## AIM
Omit any picture, and return the remaining data exactly as written.

## RECORDS

───

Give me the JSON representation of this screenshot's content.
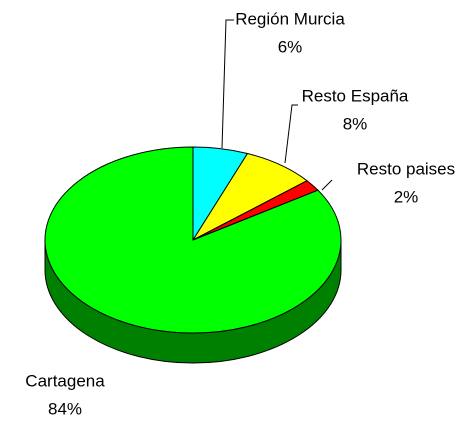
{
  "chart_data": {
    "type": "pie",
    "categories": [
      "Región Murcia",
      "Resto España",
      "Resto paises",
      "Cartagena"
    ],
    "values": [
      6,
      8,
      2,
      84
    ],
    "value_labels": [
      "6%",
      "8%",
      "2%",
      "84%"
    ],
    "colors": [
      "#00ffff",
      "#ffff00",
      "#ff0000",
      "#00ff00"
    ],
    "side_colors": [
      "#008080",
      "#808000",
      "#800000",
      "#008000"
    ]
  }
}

───

## COMPLETED TASK
Give me the JSON representation of this screenshot's content.
{
  "chart_data": {
    "type": "pie",
    "categories": [
      "Región Murcia",
      "Resto España",
      "Resto paises",
      "Cartagena"
    ],
    "values": [
      6,
      8,
      2,
      84
    ],
    "value_labels": [
      "6%",
      "8%",
      "2%",
      "84%"
    ],
    "colors": [
      "#00ffff",
      "#ffff00",
      "#ff0000",
      "#00ff00"
    ],
    "side_colors": [
      "#008080",
      "#808000",
      "#800000",
      "#008000"
    ]
  }
}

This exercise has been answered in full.